## begin

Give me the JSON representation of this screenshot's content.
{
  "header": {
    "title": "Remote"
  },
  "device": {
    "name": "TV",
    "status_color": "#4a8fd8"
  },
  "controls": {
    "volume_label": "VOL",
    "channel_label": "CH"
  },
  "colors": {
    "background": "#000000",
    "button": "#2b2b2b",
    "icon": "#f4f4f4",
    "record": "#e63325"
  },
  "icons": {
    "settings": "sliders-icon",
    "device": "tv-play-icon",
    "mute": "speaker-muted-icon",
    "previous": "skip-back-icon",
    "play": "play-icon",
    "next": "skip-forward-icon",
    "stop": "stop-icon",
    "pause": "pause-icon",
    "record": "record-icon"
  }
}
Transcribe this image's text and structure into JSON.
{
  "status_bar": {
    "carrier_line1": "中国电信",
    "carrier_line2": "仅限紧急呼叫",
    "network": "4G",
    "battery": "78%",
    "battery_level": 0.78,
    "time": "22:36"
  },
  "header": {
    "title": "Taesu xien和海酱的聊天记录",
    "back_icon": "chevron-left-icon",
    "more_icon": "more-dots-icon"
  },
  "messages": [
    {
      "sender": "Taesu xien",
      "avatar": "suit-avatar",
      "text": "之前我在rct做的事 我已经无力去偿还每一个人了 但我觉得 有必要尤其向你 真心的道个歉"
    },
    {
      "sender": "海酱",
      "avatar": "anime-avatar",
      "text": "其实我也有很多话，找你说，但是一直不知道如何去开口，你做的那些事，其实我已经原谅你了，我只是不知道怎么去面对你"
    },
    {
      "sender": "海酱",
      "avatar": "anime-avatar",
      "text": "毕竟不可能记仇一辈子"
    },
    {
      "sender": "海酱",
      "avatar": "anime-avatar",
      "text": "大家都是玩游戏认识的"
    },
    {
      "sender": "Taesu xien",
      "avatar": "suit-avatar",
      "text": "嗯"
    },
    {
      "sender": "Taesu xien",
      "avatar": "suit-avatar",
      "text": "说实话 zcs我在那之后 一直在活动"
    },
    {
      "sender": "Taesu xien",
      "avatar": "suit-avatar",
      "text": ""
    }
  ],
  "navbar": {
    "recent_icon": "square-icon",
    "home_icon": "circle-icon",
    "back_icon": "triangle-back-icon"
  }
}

## end

Pick out the lines containing the string "text".

Task answer —
Transcribe this image's text and structure into JSON.
      "text": "之前我在rct做的事 我已经无力去偿还每一个人了 但我觉得 有必要尤其向你 真心的道个歉"
      "text": "其实我也有很多话，找你说，但是一直不知道如何去开口，你做的那些事，其实我已经原谅你了，我只是不知道怎么去面对你"
      "text": "毕竟不可能记仇一辈子"
      "text": "大家都是玩游戏认识的"
      "text": "嗯"
      "text": "说实话 zcs我在那之后 一直在活动"
      "text": ""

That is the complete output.